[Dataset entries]
┏━━

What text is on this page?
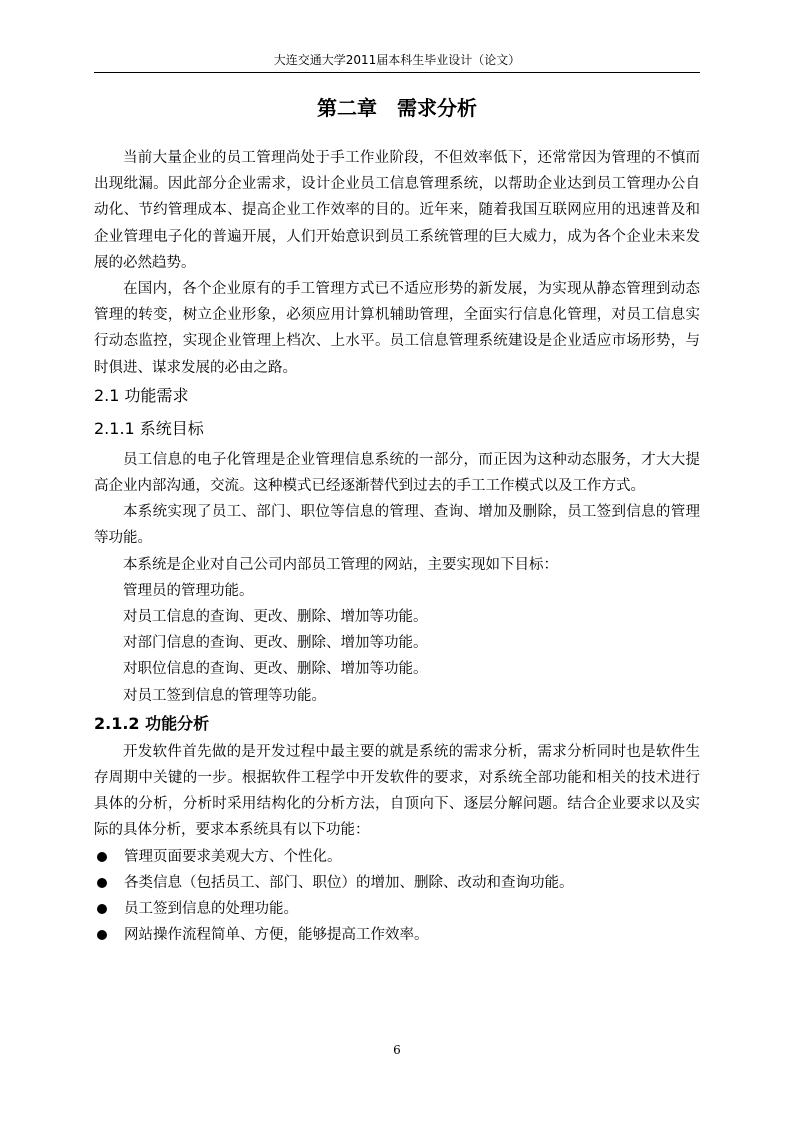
大连交通大学2011届本科生毕业设计（论文）
第二章　需求分析

当前大量企业的员工管理尚处于手工作业阶段，不但效率低下，还常常因为管理的不慎而出现纰漏。因此部分企业需求，设计企业员工信息管理系统，以帮助企业达到员工管理办公自动化、节约管理成本、提高企业工作效率的目的。近年来，随着我国互联网应用的迅速普及和企业管理电子化的普遍开展，人们开始意识到员工系统管理的巨大威力，成为各个企业未来发展的必然趋势。

在国内，各个企业原有的手工管理方式已不适应形势的新发展，为实现从静态管理到动态管理的转变，树立企业形象，必须应用计算机辅助管理，全面实行信息化管理，对员工信息实行动态监控，实现企业管理上档次、上水平。员工信息管理系统建设是企业适应市场形势，与时俱进、谋求发展的必由之路。

2.1 功能需求

2.1.1 系统目标

员工信息的电子化管理是企业管理信息系统的一部分，而正因为这种动态服务，才大大提高企业内部沟通，交流。这种模式已经逐渐替代到过去的手工工作模式以及工作方式。

本系统实现了员工、部门、职位等信息的管理、查询、增加及删除，员工签到信息的管理等功能。

本系统是企业对自己公司内部员工管理的网站，主要实现如下目标：

管理员的管理功能。

对员工信息的查询、更改、删除、增加等功能。

对部门信息的查询、更改、删除、增加等功能。

对职位信息的查询、更改、删除、增加等功能。

对员工签到信息的管理等功能。

2.1.2 功能分析

开发软件首先做的是开发过程中最主要的就是系统的需求分析，需求分析同时也是软件生存周期中关键的一步。根据软件工程学中开发软件的要求，对系统全部功能和相关的技术进行具体的分析，分析时采用结构化的分析方法，自顶向下、逐层分解问题。结合企业要求以及实际的具体分析，要求本系统具有以下功能：

管理页面要求美观大方、个性化。
各类信息（包括员工、部门、职位）的增加、删除、改动和查询功能。
员工签到信息的处理功能。
网站操作流程简单、方便，能够提高工作效率。
6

┗━━

* **EXERCISE DESCRIPTION**:
Copy each line above that contains the word "增加等功能".

* **ANSWER TO THE PROBLEM**:
对员工信息的查询、更改、删除、增加等功能。
对部门信息的查询、更改、删除、增加等功能。
对职位信息的查询、更改、删除、增加等功能。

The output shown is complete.